Entries
═══

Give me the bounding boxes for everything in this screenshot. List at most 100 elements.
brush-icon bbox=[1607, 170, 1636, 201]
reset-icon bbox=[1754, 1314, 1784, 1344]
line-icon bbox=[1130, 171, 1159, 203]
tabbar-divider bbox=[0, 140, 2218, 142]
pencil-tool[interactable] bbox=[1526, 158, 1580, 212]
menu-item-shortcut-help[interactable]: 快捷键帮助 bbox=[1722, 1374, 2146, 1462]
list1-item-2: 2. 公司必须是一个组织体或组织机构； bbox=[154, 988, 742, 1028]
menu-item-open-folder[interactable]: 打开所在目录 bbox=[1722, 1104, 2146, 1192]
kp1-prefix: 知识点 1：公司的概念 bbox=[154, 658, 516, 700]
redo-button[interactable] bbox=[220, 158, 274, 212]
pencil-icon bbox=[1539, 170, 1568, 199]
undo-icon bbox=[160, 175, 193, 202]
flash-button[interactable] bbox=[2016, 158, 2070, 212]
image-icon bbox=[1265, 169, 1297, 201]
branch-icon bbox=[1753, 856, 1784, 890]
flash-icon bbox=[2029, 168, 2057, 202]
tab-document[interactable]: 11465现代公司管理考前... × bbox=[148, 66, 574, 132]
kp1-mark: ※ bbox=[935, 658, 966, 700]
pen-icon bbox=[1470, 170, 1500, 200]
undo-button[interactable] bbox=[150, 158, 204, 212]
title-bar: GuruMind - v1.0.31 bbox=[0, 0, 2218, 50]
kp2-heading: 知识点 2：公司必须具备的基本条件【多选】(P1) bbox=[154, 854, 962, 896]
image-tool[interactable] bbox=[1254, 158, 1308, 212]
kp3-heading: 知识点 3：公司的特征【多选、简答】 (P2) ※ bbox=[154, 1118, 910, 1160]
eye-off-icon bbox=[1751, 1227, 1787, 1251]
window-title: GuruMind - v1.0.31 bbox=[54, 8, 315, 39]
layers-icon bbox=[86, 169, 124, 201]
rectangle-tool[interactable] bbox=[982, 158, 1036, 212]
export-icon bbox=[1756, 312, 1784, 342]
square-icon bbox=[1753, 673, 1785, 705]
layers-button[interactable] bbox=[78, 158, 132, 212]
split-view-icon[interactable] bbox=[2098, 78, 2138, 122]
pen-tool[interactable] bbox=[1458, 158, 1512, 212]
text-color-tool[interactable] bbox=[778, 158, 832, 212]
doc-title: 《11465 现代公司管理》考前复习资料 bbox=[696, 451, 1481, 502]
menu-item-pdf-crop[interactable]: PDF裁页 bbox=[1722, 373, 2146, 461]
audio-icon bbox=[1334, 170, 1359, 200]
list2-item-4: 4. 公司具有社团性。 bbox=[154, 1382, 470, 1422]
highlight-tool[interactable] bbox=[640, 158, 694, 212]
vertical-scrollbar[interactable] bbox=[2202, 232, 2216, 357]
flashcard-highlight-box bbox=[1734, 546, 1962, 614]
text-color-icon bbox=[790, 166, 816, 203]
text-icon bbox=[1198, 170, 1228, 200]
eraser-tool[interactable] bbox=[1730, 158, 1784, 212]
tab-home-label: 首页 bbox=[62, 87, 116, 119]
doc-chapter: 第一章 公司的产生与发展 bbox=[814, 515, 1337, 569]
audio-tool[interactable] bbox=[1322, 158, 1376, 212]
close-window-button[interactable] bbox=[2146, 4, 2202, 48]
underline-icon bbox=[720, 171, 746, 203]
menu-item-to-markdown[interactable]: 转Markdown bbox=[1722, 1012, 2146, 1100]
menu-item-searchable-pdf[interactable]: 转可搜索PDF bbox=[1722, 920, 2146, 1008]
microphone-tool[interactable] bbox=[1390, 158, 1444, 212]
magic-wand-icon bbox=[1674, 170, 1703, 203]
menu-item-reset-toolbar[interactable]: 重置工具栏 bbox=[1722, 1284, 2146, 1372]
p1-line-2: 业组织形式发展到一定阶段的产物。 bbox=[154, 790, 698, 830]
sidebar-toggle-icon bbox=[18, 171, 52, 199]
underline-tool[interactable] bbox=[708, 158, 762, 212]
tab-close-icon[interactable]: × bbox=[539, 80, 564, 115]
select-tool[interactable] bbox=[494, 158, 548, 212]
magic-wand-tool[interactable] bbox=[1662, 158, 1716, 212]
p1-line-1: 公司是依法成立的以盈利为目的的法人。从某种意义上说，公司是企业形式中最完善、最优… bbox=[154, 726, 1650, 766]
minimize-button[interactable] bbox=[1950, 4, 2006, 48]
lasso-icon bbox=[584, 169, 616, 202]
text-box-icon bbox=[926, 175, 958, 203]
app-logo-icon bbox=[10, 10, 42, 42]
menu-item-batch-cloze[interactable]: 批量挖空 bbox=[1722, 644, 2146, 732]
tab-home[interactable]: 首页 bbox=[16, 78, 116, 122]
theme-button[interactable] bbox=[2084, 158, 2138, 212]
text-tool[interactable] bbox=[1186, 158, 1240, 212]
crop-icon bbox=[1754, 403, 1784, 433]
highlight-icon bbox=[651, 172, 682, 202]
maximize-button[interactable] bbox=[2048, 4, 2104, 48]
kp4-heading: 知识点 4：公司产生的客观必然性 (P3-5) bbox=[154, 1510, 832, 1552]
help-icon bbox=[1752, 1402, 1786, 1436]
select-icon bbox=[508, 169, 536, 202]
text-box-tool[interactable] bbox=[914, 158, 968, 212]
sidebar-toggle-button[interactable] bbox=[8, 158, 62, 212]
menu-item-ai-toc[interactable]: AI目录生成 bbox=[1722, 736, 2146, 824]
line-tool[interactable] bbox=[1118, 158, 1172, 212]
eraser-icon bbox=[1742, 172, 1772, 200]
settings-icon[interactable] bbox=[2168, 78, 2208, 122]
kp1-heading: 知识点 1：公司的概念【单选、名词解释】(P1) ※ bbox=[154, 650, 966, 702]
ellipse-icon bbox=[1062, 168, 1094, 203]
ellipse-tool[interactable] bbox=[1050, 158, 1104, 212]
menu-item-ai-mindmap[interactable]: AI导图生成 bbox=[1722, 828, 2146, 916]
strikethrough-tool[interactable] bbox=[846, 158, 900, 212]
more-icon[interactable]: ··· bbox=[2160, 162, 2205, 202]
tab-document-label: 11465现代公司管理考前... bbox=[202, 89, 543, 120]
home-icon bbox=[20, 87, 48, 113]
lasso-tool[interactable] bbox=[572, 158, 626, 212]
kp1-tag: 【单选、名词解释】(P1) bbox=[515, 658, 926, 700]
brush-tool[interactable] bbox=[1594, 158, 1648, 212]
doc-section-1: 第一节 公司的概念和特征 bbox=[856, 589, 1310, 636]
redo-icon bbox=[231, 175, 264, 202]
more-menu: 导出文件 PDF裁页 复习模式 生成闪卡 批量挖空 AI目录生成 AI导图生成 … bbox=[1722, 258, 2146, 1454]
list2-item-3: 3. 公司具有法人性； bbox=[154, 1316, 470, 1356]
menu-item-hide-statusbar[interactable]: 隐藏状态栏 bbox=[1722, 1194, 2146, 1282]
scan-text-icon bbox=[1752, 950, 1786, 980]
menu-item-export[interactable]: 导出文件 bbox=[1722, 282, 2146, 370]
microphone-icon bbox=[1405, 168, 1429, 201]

═══

Return every one of the records above verbatim, line for line, without changing any character.

Reply to the exercise
Give me the bounding boxes for everything in this screenshot. List at most 100 elements.
brush-icon bbox=[1607, 170, 1636, 201]
reset-icon bbox=[1754, 1314, 1784, 1344]
line-icon bbox=[1130, 171, 1159, 203]
tabbar-divider bbox=[0, 140, 2218, 142]
pencil-tool[interactable] bbox=[1526, 158, 1580, 212]
menu-item-shortcut-help[interactable]: 快捷键帮助 bbox=[1722, 1374, 2146, 1462]
list1-item-2: 2. 公司必须是一个组织体或组织机构； bbox=[154, 988, 742, 1028]
menu-item-open-folder[interactable]: 打开所在目录 bbox=[1722, 1104, 2146, 1192]
kp1-prefix: 知识点 1：公司的概念 bbox=[154, 658, 516, 700]
redo-button[interactable] bbox=[220, 158, 274, 212]
pencil-icon bbox=[1539, 170, 1568, 199]
undo-icon bbox=[160, 175, 193, 202]
flash-button[interactable] bbox=[2016, 158, 2070, 212]
image-icon bbox=[1265, 169, 1297, 201]
branch-icon bbox=[1753, 856, 1784, 890]
flash-icon bbox=[2029, 168, 2057, 202]
tab-document[interactable]: 11465现代公司管理考前... × bbox=[148, 66, 574, 132]
kp1-mark: ※ bbox=[935, 658, 966, 700]
pen-icon bbox=[1470, 170, 1500, 200]
undo-button[interactable] bbox=[150, 158, 204, 212]
title-bar: GuruMind - v1.0.31 bbox=[0, 0, 2218, 50]
kp2-heading: 知识点 2：公司必须具备的基本条件【多选】(P1) bbox=[154, 854, 962, 896]
image-tool[interactable] bbox=[1254, 158, 1308, 212]
kp3-heading: 知识点 3：公司的特征【多选、简答】 (P2) ※ bbox=[154, 1118, 910, 1160]
eye-off-icon bbox=[1751, 1227, 1787, 1251]
window-title: GuruMind - v1.0.31 bbox=[54, 8, 315, 39]
layers-icon bbox=[86, 169, 124, 201]
rectangle-tool[interactable] bbox=[982, 158, 1036, 212]
export-icon bbox=[1756, 312, 1784, 342]
square-icon bbox=[1753, 673, 1785, 705]
layers-button[interactable] bbox=[78, 158, 132, 212]
split-view-icon[interactable] bbox=[2098, 78, 2138, 122]
pen-tool[interactable] bbox=[1458, 158, 1512, 212]
text-color-tool[interactable] bbox=[778, 158, 832, 212]
doc-title: 《11465 现代公司管理》考前复习资料 bbox=[696, 451, 1481, 502]
menu-item-pdf-crop[interactable]: PDF裁页 bbox=[1722, 373, 2146, 461]
audio-icon bbox=[1334, 170, 1359, 200]
list2-item-4: 4. 公司具有社团性。 bbox=[154, 1382, 470, 1422]
highlight-tool[interactable] bbox=[640, 158, 694, 212]
vertical-scrollbar[interactable] bbox=[2202, 232, 2216, 357]
flashcard-highlight-box bbox=[1734, 546, 1962, 614]
text-color-icon bbox=[790, 166, 816, 203]
text-icon bbox=[1198, 170, 1228, 200]
eraser-tool[interactable] bbox=[1730, 158, 1784, 212]
tab-home-label: 首页 bbox=[62, 87, 116, 119]
doc-chapter: 第一章 公司的产生与发展 bbox=[814, 515, 1337, 569]
audio-tool[interactable] bbox=[1322, 158, 1376, 212]
close-window-button[interactable] bbox=[2146, 4, 2202, 48]
underline-icon bbox=[720, 171, 746, 203]
menu-item-to-markdown[interactable]: 转Markdown bbox=[1722, 1012, 2146, 1100]
menu-item-searchable-pdf[interactable]: 转可搜索PDF bbox=[1722, 920, 2146, 1008]
microphone-tool[interactable] bbox=[1390, 158, 1444, 212]
magic-wand-icon bbox=[1674, 170, 1703, 203]
menu-item-reset-toolbar[interactable]: 重置工具栏 bbox=[1722, 1284, 2146, 1372]
p1-line-2: 业组织形式发展到一定阶段的产物。 bbox=[154, 790, 698, 830]
sidebar-toggle-icon bbox=[18, 171, 52, 199]
underline-tool[interactable] bbox=[708, 158, 762, 212]
tab-close-icon[interactable]: × bbox=[539, 80, 564, 115]
select-tool[interactable] bbox=[494, 158, 548, 212]
magic-wand-tool[interactable] bbox=[1662, 158, 1716, 212]
p1-line-1: 公司是依法成立的以盈利为目的的法人。从某种意义上说，公司是企业形式中最完善、最优… bbox=[154, 726, 1650, 766]
minimize-button[interactable] bbox=[1950, 4, 2006, 48]
lasso-icon bbox=[584, 169, 616, 202]
text-box-icon bbox=[926, 175, 958, 203]
app-logo-icon bbox=[10, 10, 42, 42]
menu-item-batch-cloze[interactable]: 批量挖空 bbox=[1722, 644, 2146, 732]
tab-home[interactable]: 首页 bbox=[16, 78, 116, 122]
theme-button[interactable] bbox=[2084, 158, 2138, 212]
text-tool[interactable] bbox=[1186, 158, 1240, 212]
crop-icon bbox=[1754, 403, 1784, 433]
highlight-icon bbox=[651, 172, 682, 202]
maximize-button[interactable] bbox=[2048, 4, 2104, 48]
kp4-heading: 知识点 4：公司产生的客观必然性 (P3-5) bbox=[154, 1510, 832, 1552]
help-icon bbox=[1752, 1402, 1786, 1436]
select-icon bbox=[508, 169, 536, 202]
text-box-tool[interactable] bbox=[914, 158, 968, 212]
sidebar-toggle-button[interactable] bbox=[8, 158, 62, 212]
menu-item-ai-toc[interactable]: AI目录生成 bbox=[1722, 736, 2146, 824]
line-tool[interactable] bbox=[1118, 158, 1172, 212]
eraser-icon bbox=[1742, 172, 1772, 200]
settings-icon[interactable] bbox=[2168, 78, 2208, 122]
kp1-heading: 知识点 1：公司的概念【单选、名词解释】(P1) ※ bbox=[154, 650, 966, 702]
ellipse-icon bbox=[1062, 168, 1094, 203]
ellipse-tool[interactable] bbox=[1050, 158, 1104, 212]
menu-item-ai-mindmap[interactable]: AI导图生成 bbox=[1722, 828, 2146, 916]
strikethrough-tool[interactable] bbox=[846, 158, 900, 212]
more-icon[interactable]: ··· bbox=[2160, 162, 2205, 202]
tab-document-label: 11465现代公司管理考前... bbox=[202, 89, 543, 120]
home-icon bbox=[20, 87, 48, 113]
lasso-tool[interactable] bbox=[572, 158, 626, 212]
kp1-tag: 【单选、名词解释】(P1) bbox=[515, 658, 926, 700]
brush-tool[interactable] bbox=[1594, 158, 1648, 212]
doc-section-1: 第一节 公司的概念和特征 bbox=[856, 589, 1310, 636]
redo-icon bbox=[231, 175, 264, 202]
more-menu: 导出文件 PDF裁页 复习模式 生成闪卡 批量挖空 AI目录生成 AI导图生成 … bbox=[1722, 258, 2146, 1454]
list2-item-3: 3. 公司具有法人性； bbox=[154, 1316, 470, 1356]
menu-item-hide-statusbar[interactable]: 隐藏状态栏 bbox=[1722, 1194, 2146, 1282]
scan-text-icon bbox=[1752, 950, 1786, 980]
menu-item-export[interactable]: 导出文件 bbox=[1722, 282, 2146, 370]
microphone-icon bbox=[1405, 168, 1429, 201]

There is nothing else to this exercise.